Can you write out all the lines word for word, with no pictures?
+ + +
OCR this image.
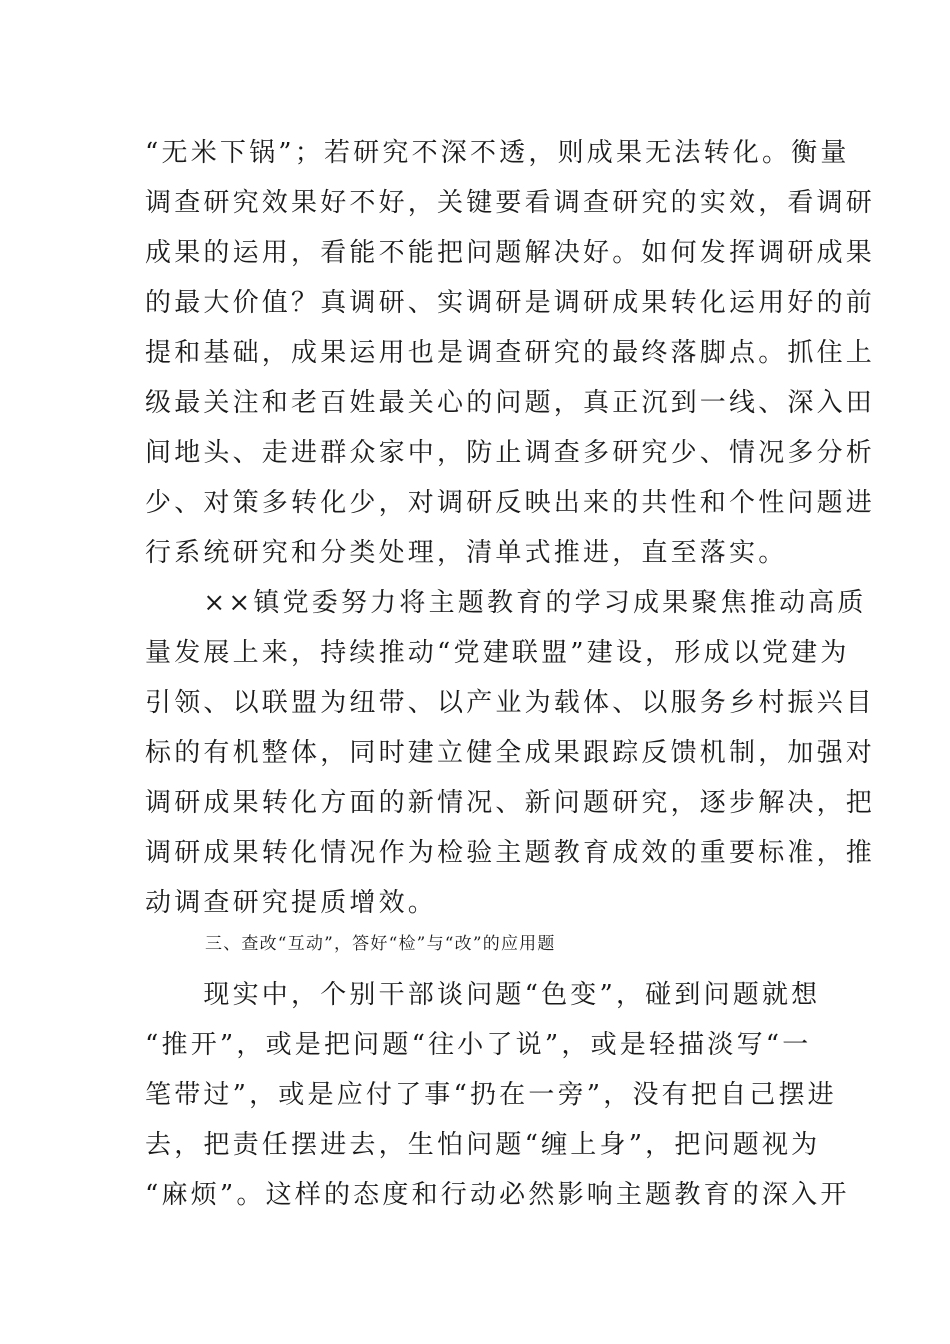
“无米下锅”；若研究不深不透，则成果无法转化。衡量
调查研究效果好不好，关键要看调查研究的实效，看调研
成果的运用，看能不能把问题解决好。如何发挥调研成果
的最大价值？真调研、实调研是调研成果转化运用好的前
提和基础，成果运用也是调查研究的最终落脚点。抓住上
级最关注和老百姓最关心的问题，真正沉到一线、深入田
间地头、走进群众家中，防止调查多研究少、情况多分析
少、对策多转化少，对调研反映出来的共性和个性问题进
行系统研究和分类处理，清单式推进，直至落实。
　　××镇党委努力将主题教育的学习成果聚焦推动高质
量发展上来，持续推动“党建联盟”建设，形成以党建为
引领、以联盟为纽带、以产业为载体、以服务乡村振兴目
标的有机整体，同时建立健全成果跟踪反馈机制，加强对
调研成果转化方面的新情况、新问题研究，逐步解决，把
调研成果转化情况作为检验主题教育成效的重要标准，推
动调查研究提质增效。
三、查改“互动”，答好“检”与“改”的应用题
　　现实中，个别干部谈问题“色变”，碰到问题就想
“推开”，或是把问题“往小了说”，或是轻描淡写“一
笔带过”，或是应付了事“扔在一旁”，没有把自己摆进
去，把责任摆进去，生怕问题“缠上身”，把问题视为
“麻烦”。这样的态度和行动必然影响主题教育的深入开
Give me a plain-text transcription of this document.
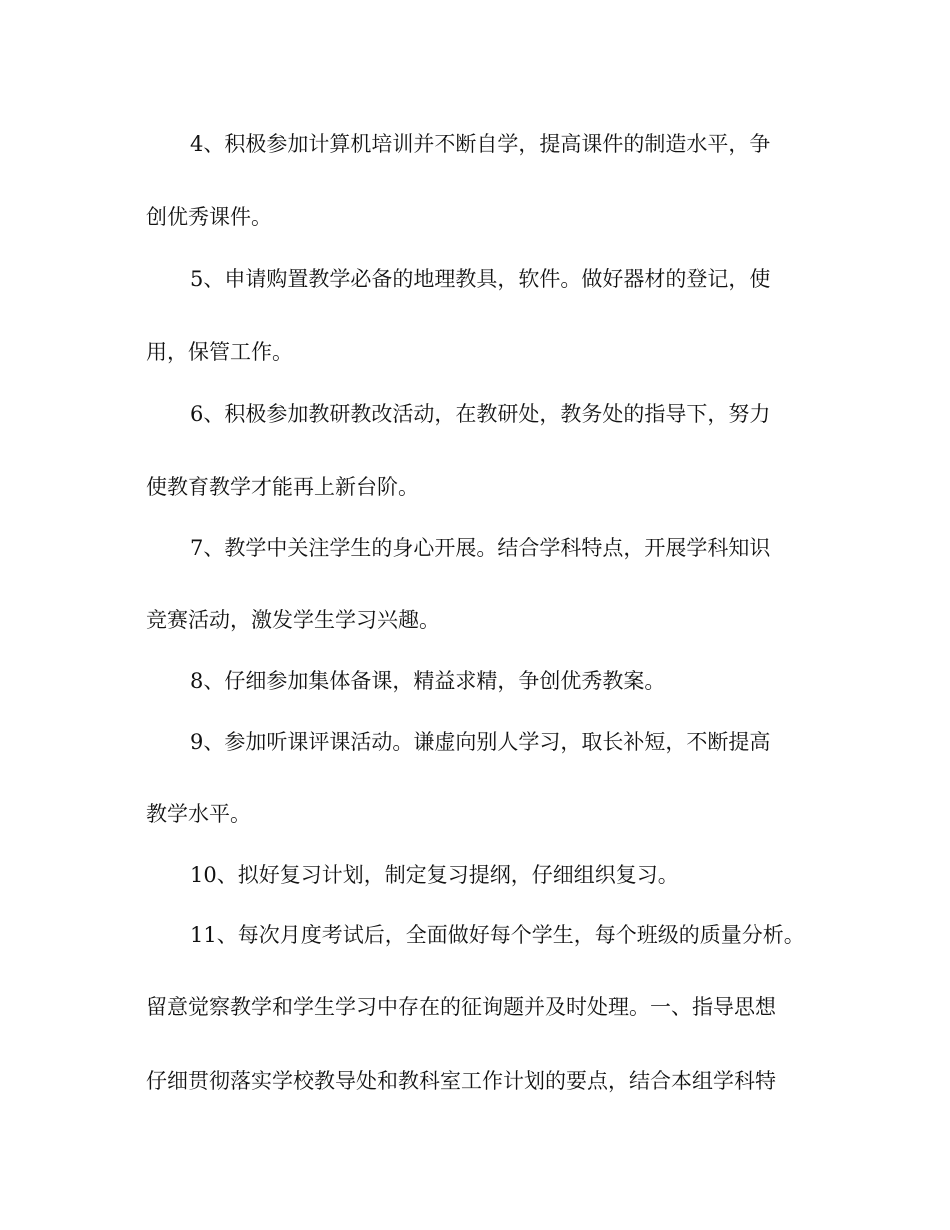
4、积极参加计算机培训并不断自学，提高课件的制造水平，争
创优秀课件。
5、申请购置教学必备的地理教具，软件。做好器材的登记，使
用，保管工作。
6、积极参加教研教改活动，在教研处，教务处的指导下，努力
使教育教学才能再上新台阶。
7、教学中关注学生的身心开展。结合学科特点，开展学科知识
竞赛活动，激发学生学习兴趣。
8、仔细参加集体备课，精益求精，争创优秀教案。
9、参加听课评课活动。谦虚向别人学习，取长补短，不断提高
教学水平。
10、拟好复习计划，制定复习提纲，仔细组织复习。
11、每次月度考试后，全面做好每个学生，每个班级的质量分析。
留意觉察教学和学生学习中存在的征询题并及时处理。一、指导思想
仔细贯彻落实学校教导处和教科室工作计划的要点，结合本组学科特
+ + +
### [FINISHED ANSWER]
OCR this image.
“无米下锅”；若研究不深不透，则成果无法转化。衡量
调查研究效果好不好，关键要看调查研究的实效，看调研
成果的运用，看能不能把问题解决好。如何发挥调研成果
的最大价值？真调研、实调研是调研成果转化运用好的前
提和基础，成果运用也是调查研究的最终落脚点。抓住上
级最关注和老百姓最关心的问题，真正沉到一线、深入田
间地头、走进群众家中，防止调查多研究少、情况多分析
少、对策多转化少，对调研反映出来的共性和个性问题进
行系统研究和分类处理，清单式推进，直至落实。
　　××镇党委努力将主题教育的学习成果聚焦推动高质
量发展上来，持续推动“党建联盟”建设，形成以党建为
引领、以联盟为纽带、以产业为载体、以服务乡村振兴目
标的有机整体，同时建立健全成果跟踪反馈机制，加强对
调研成果转化方面的新情况、新问题研究，逐步解决，把
调研成果转化情况作为检验主题教育成效的重要标准，推
动调查研究提质增效。
三、查改“互动”，答好“检”与“改”的应用题
　　现实中，个别干部谈问题“色变”，碰到问题就想
“推开”，或是把问题“往小了说”，或是轻描淡写“一
笔带过”，或是应付了事“扔在一旁”，没有把自己摆进
去，把责任摆进去，生怕问题“缠上身”，把问题视为
“麻烦”。这样的态度和行动必然影响主题教育的深入开
Give me a plain-text transcription of this document.
4、积极参加计算机培训并不断自学，提高课件的制造水平，争
创优秀课件。
5、申请购置教学必备的地理教具，软件。做好器材的登记，使
用，保管工作。
6、积极参加教研教改活动，在教研处，教务处的指导下，努力
使教育教学才能再上新台阶。
7、教学中关注学生的身心开展。结合学科特点，开展学科知识
竞赛活动，激发学生学习兴趣。
8、仔细参加集体备课，精益求精，争创优秀教案。
9、参加听课评课活动。谦虚向别人学习，取长补短，不断提高
教学水平。
10、拟好复习计划，制定复习提纲，仔细组织复习。
11、每次月度考试后，全面做好每个学生，每个班级的质量分析。
留意觉察教学和学生学习中存在的征询题并及时处理。一、指导思想
仔细贯彻落实学校教导处和教科室工作计划的要点，结合本组学科特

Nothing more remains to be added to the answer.